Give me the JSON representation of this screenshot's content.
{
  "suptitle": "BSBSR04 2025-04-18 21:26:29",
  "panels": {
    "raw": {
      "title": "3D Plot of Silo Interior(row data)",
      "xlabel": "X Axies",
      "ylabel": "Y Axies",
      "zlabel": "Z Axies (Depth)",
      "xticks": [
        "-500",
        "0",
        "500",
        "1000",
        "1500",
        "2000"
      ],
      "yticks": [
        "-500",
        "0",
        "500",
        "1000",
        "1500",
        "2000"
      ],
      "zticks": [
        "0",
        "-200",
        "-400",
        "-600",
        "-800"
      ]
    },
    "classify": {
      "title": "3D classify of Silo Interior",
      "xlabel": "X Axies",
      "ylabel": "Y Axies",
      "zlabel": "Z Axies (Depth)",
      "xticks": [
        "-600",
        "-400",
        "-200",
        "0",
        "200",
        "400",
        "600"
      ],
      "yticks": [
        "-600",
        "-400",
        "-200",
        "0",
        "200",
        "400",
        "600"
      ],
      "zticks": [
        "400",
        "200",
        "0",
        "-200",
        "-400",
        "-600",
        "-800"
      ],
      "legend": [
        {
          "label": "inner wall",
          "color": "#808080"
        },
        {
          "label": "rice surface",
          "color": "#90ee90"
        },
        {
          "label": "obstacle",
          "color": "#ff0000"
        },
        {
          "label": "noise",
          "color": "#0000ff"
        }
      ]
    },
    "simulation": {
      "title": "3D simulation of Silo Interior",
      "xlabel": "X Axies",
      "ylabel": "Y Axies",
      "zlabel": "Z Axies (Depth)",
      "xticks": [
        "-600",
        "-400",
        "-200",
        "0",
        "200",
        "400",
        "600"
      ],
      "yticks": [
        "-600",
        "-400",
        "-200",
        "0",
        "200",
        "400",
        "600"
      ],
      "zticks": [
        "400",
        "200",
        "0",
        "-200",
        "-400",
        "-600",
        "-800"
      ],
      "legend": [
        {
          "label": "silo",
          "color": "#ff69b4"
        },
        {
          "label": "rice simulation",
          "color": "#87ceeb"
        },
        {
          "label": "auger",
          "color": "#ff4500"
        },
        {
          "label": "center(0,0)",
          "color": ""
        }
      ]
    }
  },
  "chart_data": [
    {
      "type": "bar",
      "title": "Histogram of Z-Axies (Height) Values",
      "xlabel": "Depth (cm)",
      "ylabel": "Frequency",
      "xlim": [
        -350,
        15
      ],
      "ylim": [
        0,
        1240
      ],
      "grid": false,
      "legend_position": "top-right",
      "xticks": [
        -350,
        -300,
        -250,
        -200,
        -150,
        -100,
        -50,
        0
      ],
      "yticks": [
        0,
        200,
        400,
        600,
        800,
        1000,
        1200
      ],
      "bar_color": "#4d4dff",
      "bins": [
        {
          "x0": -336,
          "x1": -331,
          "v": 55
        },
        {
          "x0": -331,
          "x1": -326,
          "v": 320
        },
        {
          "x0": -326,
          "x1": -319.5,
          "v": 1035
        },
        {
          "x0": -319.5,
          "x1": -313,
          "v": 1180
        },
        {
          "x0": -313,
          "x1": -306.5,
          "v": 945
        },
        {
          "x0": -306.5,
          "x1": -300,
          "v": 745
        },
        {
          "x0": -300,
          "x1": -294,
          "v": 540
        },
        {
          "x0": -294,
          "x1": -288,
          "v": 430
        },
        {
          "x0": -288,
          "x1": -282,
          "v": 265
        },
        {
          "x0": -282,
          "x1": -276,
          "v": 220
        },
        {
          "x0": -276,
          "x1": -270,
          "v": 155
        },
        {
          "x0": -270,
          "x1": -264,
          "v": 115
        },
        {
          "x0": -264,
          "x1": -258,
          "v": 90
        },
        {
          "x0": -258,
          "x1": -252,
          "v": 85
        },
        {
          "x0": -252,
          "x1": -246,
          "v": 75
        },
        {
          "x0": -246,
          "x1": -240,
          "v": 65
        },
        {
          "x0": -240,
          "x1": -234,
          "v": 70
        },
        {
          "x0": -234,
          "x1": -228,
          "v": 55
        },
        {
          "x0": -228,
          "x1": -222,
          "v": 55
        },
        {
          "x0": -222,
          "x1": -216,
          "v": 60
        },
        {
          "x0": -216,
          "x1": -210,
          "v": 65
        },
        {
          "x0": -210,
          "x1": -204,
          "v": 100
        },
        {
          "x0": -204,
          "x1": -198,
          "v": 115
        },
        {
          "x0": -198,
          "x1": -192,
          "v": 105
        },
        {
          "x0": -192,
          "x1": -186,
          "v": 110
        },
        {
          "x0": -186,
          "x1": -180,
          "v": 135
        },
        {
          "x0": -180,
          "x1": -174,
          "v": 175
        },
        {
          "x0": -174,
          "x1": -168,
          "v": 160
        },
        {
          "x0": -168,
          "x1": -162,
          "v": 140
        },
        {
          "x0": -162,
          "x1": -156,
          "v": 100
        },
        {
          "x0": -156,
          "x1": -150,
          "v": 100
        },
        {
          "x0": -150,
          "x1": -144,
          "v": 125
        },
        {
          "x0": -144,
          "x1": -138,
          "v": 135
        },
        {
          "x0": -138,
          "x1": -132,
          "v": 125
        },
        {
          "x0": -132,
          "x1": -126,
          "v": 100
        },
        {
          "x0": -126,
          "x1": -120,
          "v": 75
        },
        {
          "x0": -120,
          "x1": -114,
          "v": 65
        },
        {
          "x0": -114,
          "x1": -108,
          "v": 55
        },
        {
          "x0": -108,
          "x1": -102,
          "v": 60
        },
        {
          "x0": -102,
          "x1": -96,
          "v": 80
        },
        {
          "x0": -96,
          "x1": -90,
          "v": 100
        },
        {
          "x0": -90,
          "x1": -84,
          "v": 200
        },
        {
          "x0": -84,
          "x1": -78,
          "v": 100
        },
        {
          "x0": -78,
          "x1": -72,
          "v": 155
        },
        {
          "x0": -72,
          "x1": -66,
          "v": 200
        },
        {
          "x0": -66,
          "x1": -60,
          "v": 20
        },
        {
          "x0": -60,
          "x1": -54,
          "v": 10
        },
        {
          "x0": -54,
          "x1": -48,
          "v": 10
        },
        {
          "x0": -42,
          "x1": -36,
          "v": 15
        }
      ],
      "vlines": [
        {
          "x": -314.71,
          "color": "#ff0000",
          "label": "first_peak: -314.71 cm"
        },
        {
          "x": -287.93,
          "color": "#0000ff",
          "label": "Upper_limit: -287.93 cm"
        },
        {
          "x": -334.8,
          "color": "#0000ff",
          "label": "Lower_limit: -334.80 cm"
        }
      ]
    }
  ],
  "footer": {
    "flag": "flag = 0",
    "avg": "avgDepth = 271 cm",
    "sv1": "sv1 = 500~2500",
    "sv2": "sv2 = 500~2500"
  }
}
=-=-=-=-=
**Work instructions:** Filter the entries down to the lines containing "classify". Copy each of those lines.

**Task response:**
    "classify": {
      "title": "3D classify of Silo Interior",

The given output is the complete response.